[Data drawn from a collection]
## Start
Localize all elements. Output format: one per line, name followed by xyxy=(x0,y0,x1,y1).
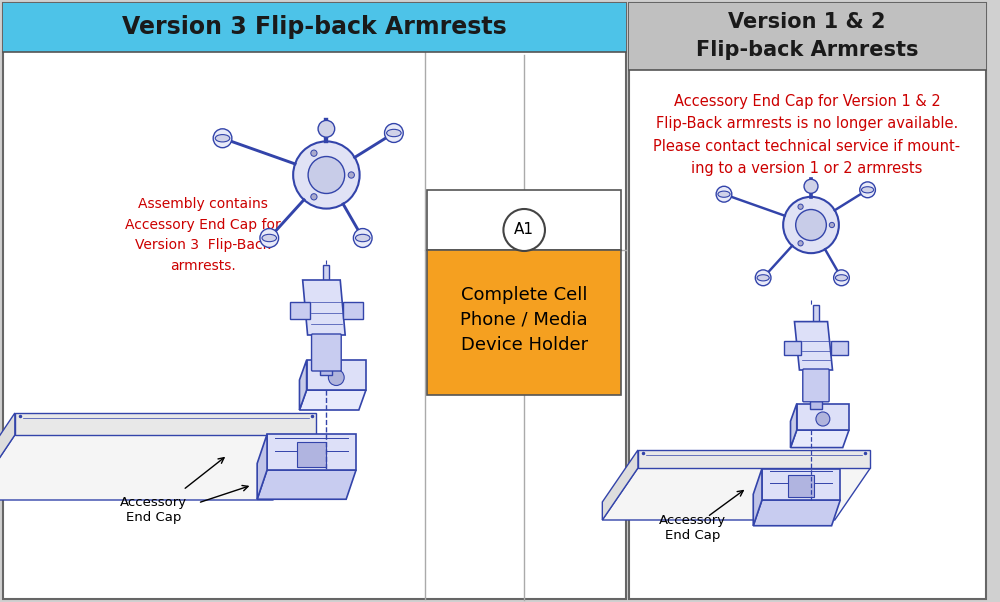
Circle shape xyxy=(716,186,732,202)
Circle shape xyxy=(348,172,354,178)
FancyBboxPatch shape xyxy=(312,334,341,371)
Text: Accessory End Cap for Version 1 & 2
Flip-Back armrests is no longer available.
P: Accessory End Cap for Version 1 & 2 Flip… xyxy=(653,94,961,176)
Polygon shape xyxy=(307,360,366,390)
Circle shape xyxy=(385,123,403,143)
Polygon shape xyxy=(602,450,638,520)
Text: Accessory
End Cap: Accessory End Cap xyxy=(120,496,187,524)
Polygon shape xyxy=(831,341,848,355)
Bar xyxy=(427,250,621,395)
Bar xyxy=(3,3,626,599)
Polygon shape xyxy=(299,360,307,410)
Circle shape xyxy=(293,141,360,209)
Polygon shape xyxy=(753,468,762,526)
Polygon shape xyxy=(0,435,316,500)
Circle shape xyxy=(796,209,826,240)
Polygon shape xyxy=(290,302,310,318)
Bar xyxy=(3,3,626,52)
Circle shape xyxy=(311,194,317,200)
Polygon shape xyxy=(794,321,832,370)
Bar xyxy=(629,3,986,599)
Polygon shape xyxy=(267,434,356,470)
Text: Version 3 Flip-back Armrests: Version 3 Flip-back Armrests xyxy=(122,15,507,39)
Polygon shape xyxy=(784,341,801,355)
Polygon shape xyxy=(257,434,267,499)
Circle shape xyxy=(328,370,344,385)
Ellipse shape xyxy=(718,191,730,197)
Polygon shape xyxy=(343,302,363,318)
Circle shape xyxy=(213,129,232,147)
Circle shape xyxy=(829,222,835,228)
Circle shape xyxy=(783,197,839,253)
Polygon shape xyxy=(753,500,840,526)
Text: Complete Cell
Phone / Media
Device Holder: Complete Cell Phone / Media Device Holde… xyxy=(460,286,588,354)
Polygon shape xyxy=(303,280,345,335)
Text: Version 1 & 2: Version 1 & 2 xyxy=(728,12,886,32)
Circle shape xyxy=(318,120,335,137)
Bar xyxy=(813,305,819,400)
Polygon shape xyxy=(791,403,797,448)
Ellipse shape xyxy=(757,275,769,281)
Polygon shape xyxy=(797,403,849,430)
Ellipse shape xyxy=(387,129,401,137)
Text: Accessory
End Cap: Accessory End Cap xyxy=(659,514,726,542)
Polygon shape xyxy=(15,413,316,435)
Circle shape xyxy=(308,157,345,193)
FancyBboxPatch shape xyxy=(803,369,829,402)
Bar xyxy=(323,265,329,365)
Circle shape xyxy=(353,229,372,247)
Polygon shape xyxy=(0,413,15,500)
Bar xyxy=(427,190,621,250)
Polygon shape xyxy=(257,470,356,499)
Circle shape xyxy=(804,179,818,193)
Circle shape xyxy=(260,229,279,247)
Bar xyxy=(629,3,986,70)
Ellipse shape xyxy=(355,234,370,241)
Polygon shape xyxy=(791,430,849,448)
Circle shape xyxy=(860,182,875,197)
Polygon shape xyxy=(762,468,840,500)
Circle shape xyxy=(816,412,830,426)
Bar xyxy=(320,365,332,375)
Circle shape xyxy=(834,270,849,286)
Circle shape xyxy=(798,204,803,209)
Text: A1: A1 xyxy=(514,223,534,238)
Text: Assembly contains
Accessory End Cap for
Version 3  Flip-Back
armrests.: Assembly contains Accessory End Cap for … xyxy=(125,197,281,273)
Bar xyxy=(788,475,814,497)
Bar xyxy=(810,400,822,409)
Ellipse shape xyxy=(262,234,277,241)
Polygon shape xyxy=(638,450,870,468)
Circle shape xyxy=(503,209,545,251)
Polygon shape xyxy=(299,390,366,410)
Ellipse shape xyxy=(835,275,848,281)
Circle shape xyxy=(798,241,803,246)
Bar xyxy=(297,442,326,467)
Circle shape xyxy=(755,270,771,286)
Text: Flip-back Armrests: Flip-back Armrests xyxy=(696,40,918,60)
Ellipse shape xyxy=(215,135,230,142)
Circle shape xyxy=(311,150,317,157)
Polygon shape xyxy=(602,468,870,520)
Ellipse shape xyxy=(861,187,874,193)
## End
## Start
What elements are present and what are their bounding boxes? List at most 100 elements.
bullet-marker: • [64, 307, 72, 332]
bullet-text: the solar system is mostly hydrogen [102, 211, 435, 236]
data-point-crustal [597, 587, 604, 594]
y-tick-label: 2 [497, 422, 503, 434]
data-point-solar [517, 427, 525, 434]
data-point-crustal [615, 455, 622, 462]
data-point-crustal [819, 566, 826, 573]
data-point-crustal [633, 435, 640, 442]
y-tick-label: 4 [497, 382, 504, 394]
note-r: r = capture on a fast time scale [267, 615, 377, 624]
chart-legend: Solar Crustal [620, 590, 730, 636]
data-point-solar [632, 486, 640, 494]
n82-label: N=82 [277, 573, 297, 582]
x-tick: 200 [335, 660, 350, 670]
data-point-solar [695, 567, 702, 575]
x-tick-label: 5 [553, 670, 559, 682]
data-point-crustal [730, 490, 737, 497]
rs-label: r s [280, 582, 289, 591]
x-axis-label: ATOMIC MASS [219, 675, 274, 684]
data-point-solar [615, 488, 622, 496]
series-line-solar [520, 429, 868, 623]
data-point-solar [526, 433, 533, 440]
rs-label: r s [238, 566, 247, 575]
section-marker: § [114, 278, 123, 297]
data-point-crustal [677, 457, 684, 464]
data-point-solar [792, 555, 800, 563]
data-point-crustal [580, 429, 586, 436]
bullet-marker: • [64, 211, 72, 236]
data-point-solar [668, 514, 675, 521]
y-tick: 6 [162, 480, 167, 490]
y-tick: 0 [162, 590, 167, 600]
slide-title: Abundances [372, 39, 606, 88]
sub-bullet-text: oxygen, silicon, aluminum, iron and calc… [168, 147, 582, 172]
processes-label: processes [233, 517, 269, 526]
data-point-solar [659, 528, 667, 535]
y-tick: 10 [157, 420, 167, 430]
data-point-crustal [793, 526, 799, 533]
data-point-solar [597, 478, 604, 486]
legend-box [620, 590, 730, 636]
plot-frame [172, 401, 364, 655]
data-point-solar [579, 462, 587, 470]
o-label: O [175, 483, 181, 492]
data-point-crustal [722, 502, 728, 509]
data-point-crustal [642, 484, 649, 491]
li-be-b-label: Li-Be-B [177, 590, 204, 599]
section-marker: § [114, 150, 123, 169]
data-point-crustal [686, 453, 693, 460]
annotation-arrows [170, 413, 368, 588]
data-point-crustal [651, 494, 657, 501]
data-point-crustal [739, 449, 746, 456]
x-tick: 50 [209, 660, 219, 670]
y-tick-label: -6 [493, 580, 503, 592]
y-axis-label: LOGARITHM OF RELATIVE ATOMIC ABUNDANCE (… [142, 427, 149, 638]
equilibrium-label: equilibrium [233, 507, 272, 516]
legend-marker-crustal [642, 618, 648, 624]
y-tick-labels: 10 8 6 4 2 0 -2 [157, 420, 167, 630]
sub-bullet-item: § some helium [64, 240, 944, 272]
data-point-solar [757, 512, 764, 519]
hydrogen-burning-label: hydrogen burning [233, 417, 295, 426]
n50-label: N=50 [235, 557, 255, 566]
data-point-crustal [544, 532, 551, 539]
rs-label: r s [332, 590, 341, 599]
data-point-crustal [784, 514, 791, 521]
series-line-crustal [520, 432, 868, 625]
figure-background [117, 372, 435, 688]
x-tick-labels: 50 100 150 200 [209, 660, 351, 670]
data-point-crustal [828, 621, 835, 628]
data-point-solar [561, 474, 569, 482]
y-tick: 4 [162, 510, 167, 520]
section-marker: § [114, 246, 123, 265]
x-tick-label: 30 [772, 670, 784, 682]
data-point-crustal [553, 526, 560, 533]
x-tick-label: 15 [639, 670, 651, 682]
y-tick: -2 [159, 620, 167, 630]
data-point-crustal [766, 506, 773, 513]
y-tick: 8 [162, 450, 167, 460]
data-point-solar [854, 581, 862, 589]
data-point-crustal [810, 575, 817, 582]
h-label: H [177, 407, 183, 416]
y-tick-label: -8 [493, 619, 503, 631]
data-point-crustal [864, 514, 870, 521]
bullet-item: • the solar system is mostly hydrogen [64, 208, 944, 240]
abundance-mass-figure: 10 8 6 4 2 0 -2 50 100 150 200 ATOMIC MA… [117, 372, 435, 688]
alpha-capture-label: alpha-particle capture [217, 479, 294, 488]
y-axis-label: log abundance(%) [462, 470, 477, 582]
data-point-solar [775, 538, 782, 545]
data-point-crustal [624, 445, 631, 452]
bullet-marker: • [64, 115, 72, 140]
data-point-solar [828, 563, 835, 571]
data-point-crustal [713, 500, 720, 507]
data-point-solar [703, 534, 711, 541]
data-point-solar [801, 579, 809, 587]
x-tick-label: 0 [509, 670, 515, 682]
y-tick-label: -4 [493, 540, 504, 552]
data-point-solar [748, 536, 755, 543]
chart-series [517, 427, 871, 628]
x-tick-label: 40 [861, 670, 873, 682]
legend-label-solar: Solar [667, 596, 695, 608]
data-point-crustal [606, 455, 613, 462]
## End
_Task_: Please recast the listing lines as a Markdown table with the columns Row and Line, starting at the line containing "Circle shape xyxy=(716,186,732,202)" and ending at the line containing "End Cap: Accessory End Cap xyxy=(659,514,726,542)". Leave out any blank lines.

_Solution to this task_:
| Row | Line |
|---|---|
| 1 | Circle shape xyxy=(716,186,732,202) |
| 2 | Circle shape xyxy=(348,172,354,178) |
| 3 | FancyBboxPatch shape xyxy=(312,334,341,371) |
| 4 | Text: Accessory End Cap for Version 1 & 2 |
| 5 | Flip-Back armrests is no longer available. |
| 6 | P: Accessory End Cap for Version 1 & 2 Flip… xyxy=(653,94,961,176) |
| 7 | Polygon shape xyxy=(307,360,366,390) |
| 8 | Circle shape xyxy=(385,123,403,143) |
| 9 | Polygon shape xyxy=(602,450,638,520) |
| 10 | Text: Accessory |
| 11 | End Cap: Accessory End Cap xyxy=(120,496,187,524) |
| 12 | Polygon shape xyxy=(831,341,848,355) |
| 13 | Bar xyxy=(427,250,621,395) |
| 14 | Bar xyxy=(3,3,626,599) |
| 15 | Polygon shape xyxy=(299,360,307,410) |
| 16 | Circle shape xyxy=(293,141,360,209) |
| 17 | Polygon shape xyxy=(753,468,762,526) |
| 18 | Polygon shape xyxy=(0,435,316,500) |
| 19 | Circle shape xyxy=(796,209,826,240) |
| 20 | Polygon shape xyxy=(290,302,310,318) |
| 21 | Bar xyxy=(3,3,626,52) |
| 22 | Circle shape xyxy=(311,194,317,200) |
| 23 | Polygon shape xyxy=(794,321,832,370) |
| 24 | Bar xyxy=(629,3,986,599) |
| 25 | Polygon shape xyxy=(267,434,356,470) |
| 26 | Text: Version 3 Flip-back Armrests: Version 3 Flip-back Armrests xyxy=(122,15,507,39) |
| 27 | Polygon shape xyxy=(784,341,801,355) |
| 28 | Polygon shape xyxy=(257,434,267,499) |
| 29 | Circle shape xyxy=(328,370,344,385) |
| 30 | Ellipse shape xyxy=(718,191,730,197) |
| 31 | Polygon shape xyxy=(343,302,363,318) |
| 32 | Circle shape xyxy=(213,129,232,147) |
| 33 | Circle shape xyxy=(829,222,835,228) |
| 34 | Circle shape xyxy=(783,197,839,253) |
| 35 | Polygon shape xyxy=(753,500,840,526) |
| 36 | Text: Complete Cell |
| 37 | Phone / Media |
| 38 | Device Holder: Complete Cell Phone / Media Device Holde… xyxy=(460,286,588,354) |
| 39 | Polygon shape xyxy=(303,280,345,335) |
| 40 | Text: Version 1 & 2: Version 1 & 2 xyxy=(728,12,886,32) |
| 41 | Circle shape xyxy=(318,120,335,137) |
| 42 | Bar xyxy=(813,305,819,400) |
| 43 | Polygon shape xyxy=(791,403,797,448) |
| 44 | Ellipse shape xyxy=(757,275,769,281) |
| 45 | Polygon shape xyxy=(797,403,849,430) |
| 46 | Ellipse shape xyxy=(387,129,401,137) |
| 47 | Text: Accessory |
| 48 | End Cap: Accessory End Cap xyxy=(659,514,726,542) |